• **TASK**: The records are to be restated in their entirety, word for word.

"""

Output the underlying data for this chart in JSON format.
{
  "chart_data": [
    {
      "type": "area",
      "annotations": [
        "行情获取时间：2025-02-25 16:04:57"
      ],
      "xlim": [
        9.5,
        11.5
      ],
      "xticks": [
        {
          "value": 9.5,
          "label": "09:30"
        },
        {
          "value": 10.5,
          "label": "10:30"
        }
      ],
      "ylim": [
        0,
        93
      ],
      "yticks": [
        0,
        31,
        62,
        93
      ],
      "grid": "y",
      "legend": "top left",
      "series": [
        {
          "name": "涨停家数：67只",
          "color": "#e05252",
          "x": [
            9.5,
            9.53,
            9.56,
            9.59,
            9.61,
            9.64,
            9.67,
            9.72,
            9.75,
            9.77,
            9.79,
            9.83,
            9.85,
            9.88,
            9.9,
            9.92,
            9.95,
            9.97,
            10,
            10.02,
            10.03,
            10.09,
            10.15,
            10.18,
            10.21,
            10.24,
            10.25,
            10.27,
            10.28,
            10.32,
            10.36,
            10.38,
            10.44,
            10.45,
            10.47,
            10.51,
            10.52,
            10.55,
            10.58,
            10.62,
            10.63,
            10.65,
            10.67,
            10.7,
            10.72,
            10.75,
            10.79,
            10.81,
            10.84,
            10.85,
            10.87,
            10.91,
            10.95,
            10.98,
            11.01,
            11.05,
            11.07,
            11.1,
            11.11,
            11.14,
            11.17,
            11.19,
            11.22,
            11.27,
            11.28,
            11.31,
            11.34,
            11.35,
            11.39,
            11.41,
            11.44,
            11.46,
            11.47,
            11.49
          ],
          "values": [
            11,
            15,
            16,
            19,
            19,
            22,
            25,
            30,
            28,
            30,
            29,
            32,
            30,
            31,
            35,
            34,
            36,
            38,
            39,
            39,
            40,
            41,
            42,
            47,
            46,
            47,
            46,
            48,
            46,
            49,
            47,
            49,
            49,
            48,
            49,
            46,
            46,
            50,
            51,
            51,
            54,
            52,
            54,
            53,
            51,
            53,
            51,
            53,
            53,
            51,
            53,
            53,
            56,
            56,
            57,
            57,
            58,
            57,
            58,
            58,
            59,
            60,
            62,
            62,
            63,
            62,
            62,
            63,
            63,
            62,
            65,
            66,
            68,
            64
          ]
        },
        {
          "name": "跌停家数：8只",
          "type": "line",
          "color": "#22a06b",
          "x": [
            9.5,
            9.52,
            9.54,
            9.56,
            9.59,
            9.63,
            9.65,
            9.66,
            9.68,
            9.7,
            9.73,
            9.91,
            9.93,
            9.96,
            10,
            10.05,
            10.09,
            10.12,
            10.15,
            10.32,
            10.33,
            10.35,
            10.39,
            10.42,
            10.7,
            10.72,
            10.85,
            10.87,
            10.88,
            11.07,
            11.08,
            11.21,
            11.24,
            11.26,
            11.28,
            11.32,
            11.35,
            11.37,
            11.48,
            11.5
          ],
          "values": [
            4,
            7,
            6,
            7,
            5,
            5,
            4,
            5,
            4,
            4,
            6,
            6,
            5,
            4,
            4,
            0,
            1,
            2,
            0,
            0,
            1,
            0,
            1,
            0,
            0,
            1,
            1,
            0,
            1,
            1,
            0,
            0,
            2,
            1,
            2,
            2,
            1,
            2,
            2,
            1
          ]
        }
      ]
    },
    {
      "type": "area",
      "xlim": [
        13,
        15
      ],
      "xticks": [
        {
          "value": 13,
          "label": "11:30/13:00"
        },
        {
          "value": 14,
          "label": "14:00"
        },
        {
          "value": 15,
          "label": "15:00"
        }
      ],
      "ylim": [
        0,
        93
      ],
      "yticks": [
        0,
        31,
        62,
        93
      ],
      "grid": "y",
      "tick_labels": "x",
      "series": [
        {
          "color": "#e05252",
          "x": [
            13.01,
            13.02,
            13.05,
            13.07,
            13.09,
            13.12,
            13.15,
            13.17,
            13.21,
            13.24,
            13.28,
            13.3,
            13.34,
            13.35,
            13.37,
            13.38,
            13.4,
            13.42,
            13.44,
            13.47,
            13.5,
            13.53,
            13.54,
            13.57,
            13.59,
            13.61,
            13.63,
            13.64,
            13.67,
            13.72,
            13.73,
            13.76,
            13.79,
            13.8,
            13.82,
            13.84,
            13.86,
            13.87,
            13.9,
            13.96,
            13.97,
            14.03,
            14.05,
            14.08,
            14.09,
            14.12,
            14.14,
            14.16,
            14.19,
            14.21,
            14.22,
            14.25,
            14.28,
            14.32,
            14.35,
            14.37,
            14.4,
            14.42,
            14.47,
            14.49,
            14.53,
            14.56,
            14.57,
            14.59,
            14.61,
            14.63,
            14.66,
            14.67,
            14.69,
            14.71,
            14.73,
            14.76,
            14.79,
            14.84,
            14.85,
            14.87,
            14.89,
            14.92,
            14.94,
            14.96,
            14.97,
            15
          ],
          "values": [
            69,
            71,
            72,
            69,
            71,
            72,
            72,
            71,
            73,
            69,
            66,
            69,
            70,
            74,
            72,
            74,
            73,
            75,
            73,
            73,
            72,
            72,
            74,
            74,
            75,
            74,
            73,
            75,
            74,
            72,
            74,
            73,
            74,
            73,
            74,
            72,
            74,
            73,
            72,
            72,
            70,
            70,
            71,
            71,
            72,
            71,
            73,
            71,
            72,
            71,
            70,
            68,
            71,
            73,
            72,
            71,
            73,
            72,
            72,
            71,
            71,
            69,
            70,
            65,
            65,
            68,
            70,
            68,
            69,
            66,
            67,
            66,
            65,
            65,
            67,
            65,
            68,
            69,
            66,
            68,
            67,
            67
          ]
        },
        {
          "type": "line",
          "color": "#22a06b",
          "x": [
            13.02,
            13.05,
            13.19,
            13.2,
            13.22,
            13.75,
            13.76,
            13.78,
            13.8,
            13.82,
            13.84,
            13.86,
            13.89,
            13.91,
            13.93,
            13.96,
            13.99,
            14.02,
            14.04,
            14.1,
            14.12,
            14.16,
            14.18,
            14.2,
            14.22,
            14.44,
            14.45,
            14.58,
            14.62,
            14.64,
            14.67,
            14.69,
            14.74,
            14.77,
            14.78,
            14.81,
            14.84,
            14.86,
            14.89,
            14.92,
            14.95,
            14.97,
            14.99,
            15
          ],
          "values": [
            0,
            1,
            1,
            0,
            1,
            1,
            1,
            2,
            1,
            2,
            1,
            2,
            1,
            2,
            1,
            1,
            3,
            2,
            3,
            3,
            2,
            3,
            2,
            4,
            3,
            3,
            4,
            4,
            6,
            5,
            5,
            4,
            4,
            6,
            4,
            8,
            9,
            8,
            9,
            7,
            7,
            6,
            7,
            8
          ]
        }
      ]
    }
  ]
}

"""

• **EXPECTED ANSWER**:
Output the underlying data for this chart in JSON format.
{
  "chart_data": [
    {
      "type": "area",
      "annotations": [
        "行情获取时间：2025-02-25 16:04:57"
      ],
      "xlim": [
        9.5,
        11.5
      ],
      "xticks": [
        {
          "value": 9.5,
          "label": "09:30"
        },
        {
          "value": 10.5,
          "label": "10:30"
        }
      ],
      "ylim": [
        0,
        93
      ],
      "yticks": [
        0,
        31,
        62,
        93
      ],
      "grid": "y",
      "legend": "top left",
      "series": [
        {
          "name": "涨停家数：67只",
          "color": "#e05252",
          "x": [
            9.5,
            9.53,
            9.56,
            9.59,
            9.61,
            9.64,
            9.67,
            9.72,
            9.75,
            9.77,
            9.79,
            9.83,
            9.85,
            9.88,
            9.9,
            9.92,
            9.95,
            9.97,
            10,
            10.02,
            10.03,
            10.09,
            10.15,
            10.18,
            10.21,
            10.24,
            10.25,
            10.27,
            10.28,
            10.32,
            10.36,
            10.38,
            10.44,
            10.45,
            10.47,
            10.51,
            10.52,
            10.55,
            10.58,
            10.62,
            10.63,
            10.65,
            10.67,
            10.7,
            10.72,
            10.75,
            10.79,
            10.81,
            10.84,
            10.85,
            10.87,
            10.91,
            10.95,
            10.98,
            11.01,
            11.05,
            11.07,
            11.1,
            11.11,
            11.14,
            11.17,
            11.19,
            11.22,
            11.27,
            11.28,
            11.31,
            11.34,
            11.35,
            11.39,
            11.41,
            11.44,
            11.46,
            11.47,
            11.49
          ],
          "values": [
            11,
            15,
            16,
            19,
            19,
            22,
            25,
            30,
            28,
            30,
            29,
            32,
            30,
            31,
            35,
            34,
            36,
            38,
            39,
            39,
            40,
            41,
            42,
            47,
            46,
            47,
            46,
            48,
            46,
            49,
            47,
            49,
            49,
            48,
            49,
            46,
            46,
            50,
            51,
            51,
            54,
            52,
            54,
            53,
            51,
            53,
            51,
            53,
            53,
            51,
            53,
            53,
            56,
            56,
            57,
            57,
            58,
            57,
            58,
            58,
            59,
            60,
            62,
            62,
            63,
            62,
            62,
            63,
            63,
            62,
            65,
            66,
            68,
            64
          ]
        },
        {
          "name": "跌停家数：8只",
          "type": "line",
          "color": "#22a06b",
          "x": [
            9.5,
            9.52,
            9.54,
            9.56,
            9.59,
            9.63,
            9.65,
            9.66,
            9.68,
            9.7,
            9.73,
            9.91,
            9.93,
            9.96,
            10,
            10.05,
            10.09,
            10.12,
            10.15,
            10.32,
            10.33,
            10.35,
            10.39,
            10.42,
            10.7,
            10.72,
            10.85,
            10.87,
            10.88,
            11.07,
            11.08,
            11.21,
            11.24,
            11.26,
            11.28,
            11.32,
            11.35,
            11.37,
            11.48,
            11.5
          ],
          "values": [
            4,
            7,
            6,
            7,
            5,
            5,
            4,
            5,
            4,
            4,
            6,
            6,
            5,
            4,
            4,
            0,
            1,
            2,
            0,
            0,
            1,
            0,
            1,
            0,
            0,
            1,
            1,
            0,
            1,
            1,
            0,
            0,
            2,
            1,
            2,
            2,
            1,
            2,
            2,
            1
          ]
        }
      ]
    },
    {
      "type": "area",
      "xlim": [
        13,
        15
      ],
      "xticks": [
        {
          "value": 13,
          "label": "11:30/13:00"
        },
        {
          "value": 14,
          "label": "14:00"
        },
        {
          "value": 15,
          "label": "15:00"
        }
      ],
      "ylim": [
        0,
        93
      ],
      "yticks": [
        0,
        31,
        62,
        93
      ],
      "grid": "y",
      "tick_labels": "x",
      "series": [
        {
          "color": "#e05252",
          "x": [
            13.01,
            13.02,
            13.05,
            13.07,
            13.09,
            13.12,
            13.15,
            13.17,
            13.21,
            13.24,
            13.28,
            13.3,
            13.34,
            13.35,
            13.37,
            13.38,
            13.4,
            13.42,
            13.44,
            13.47,
            13.5,
            13.53,
            13.54,
            13.57,
            13.59,
            13.61,
            13.63,
            13.64,
            13.67,
            13.72,
            13.73,
            13.76,
            13.79,
            13.8,
            13.82,
            13.84,
            13.86,
            13.87,
            13.9,
            13.96,
            13.97,
            14.03,
            14.05,
            14.08,
            14.09,
            14.12,
            14.14,
            14.16,
            14.19,
            14.21,
            14.22,
            14.25,
            14.28,
            14.32,
            14.35,
            14.37,
            14.4,
            14.42,
            14.47,
            14.49,
            14.53,
            14.56,
            14.57,
            14.59,
            14.61,
            14.63,
            14.66,
            14.67,
            14.69,
            14.71,
            14.73,
            14.76,
            14.79,
            14.84,
            14.85,
            14.87,
            14.89,
            14.92,
            14.94,
            14.96,
            14.97,
            15
          ],
          "values": [
            69,
            71,
            72,
            69,
            71,
            72,
            72,
            71,
            73,
            69,
            66,
            69,
            70,
            74,
            72,
            74,
            73,
            75,
            73,
            73,
            72,
            72,
            74,
            74,
            75,
            74,
            73,
            75,
            74,
            72,
            74,
            73,
            74,
            73,
            74,
            72,
            74,
            73,
            72,
            72,
            70,
            70,
            71,
            71,
            72,
            71,
            73,
            71,
            72,
            71,
            70,
            68,
            71,
            73,
            72,
            71,
            73,
            72,
            72,
            71,
            71,
            69,
            70,
            65,
            65,
            68,
            70,
            68,
            69,
            66,
            67,
            66,
            65,
            65,
            67,
            65,
            68,
            69,
            66,
            68,
            67,
            67
          ]
        },
        {
          "type": "line",
          "color": "#22a06b",
          "x": [
            13.02,
            13.05,
            13.19,
            13.2,
            13.22,
            13.75,
            13.76,
            13.78,
            13.8,
            13.82,
            13.84,
            13.86,
            13.89,
            13.91,
            13.93,
            13.96,
            13.99,
            14.02,
            14.04,
            14.1,
            14.12,
            14.16,
            14.18,
            14.2,
            14.22,
            14.44,
            14.45,
            14.58,
            14.62,
            14.64,
            14.67,
            14.69,
            14.74,
            14.77,
            14.78,
            14.81,
            14.84,
            14.86,
            14.89,
            14.92,
            14.95,
            14.97,
            14.99,
            15
          ],
          "values": [
            0,
            1,
            1,
            0,
            1,
            1,
            1,
            2,
            1,
            2,
            1,
            2,
            1,
            2,
            1,
            1,
            3,
            2,
            3,
            3,
            2,
            3,
            2,
            4,
            3,
            3,
            4,
            4,
            6,
            5,
            5,
            4,
            4,
            6,
            4,
            8,
            9,
            8,
            9,
            7,
            7,
            6,
            7,
            8
          ]
        }
      ]
    }
  ]
}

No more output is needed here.